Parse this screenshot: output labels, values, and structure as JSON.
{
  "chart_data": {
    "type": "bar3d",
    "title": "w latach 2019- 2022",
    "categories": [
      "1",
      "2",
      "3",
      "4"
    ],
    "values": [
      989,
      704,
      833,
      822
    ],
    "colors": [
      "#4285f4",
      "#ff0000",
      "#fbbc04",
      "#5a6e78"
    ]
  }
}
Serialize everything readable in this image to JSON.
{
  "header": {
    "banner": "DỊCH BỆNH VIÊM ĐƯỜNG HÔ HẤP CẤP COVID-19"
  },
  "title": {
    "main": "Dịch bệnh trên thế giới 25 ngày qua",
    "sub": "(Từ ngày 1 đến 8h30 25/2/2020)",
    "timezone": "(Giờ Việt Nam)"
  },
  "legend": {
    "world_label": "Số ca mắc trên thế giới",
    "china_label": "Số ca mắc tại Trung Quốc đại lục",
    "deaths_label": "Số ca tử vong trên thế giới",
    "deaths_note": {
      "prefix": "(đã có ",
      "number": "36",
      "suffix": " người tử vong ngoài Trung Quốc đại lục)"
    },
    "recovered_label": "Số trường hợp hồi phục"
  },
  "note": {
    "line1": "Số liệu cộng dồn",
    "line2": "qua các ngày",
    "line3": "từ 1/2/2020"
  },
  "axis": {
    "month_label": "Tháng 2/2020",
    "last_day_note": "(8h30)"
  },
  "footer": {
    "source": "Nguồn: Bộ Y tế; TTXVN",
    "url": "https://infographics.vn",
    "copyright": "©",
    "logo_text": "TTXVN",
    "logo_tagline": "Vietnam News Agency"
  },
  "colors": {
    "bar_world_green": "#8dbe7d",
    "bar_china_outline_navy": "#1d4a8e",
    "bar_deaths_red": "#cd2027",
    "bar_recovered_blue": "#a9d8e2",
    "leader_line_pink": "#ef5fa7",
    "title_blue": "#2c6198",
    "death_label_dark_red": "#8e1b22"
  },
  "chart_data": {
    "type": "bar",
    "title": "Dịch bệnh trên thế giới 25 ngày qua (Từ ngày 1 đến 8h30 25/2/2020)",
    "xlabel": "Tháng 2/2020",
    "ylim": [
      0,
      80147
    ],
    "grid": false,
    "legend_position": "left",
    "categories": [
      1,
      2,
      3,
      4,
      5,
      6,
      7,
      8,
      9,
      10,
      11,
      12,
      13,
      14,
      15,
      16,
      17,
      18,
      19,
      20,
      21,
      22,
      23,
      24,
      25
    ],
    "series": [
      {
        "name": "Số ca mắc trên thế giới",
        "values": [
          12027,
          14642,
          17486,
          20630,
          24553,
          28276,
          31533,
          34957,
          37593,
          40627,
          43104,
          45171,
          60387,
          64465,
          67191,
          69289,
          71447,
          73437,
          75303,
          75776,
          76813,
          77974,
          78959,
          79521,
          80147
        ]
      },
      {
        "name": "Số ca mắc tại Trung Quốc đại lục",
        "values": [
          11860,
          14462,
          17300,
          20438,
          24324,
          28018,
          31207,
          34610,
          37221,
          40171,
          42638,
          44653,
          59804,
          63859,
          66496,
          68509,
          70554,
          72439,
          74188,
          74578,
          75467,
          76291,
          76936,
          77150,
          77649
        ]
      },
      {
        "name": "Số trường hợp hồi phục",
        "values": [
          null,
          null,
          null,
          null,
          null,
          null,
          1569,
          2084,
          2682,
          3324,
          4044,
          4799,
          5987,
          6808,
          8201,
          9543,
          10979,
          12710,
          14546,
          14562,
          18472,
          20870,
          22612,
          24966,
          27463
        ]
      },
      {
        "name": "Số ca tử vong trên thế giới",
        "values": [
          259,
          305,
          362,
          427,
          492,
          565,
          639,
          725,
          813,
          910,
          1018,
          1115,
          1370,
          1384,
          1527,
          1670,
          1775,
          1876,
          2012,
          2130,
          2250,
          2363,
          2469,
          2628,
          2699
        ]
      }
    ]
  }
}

################

Search the records for the word "Trung". Copy every line that has it.

**RESPONSE TO THIS EXERCISE**
    "china_label": "Số ca mắc tại Trung Quốc đại lục",
      "suffix": " người tử vong ngoài Trung Quốc đại lục)"
        "name": "Số ca mắc tại Trung Quốc đại lục",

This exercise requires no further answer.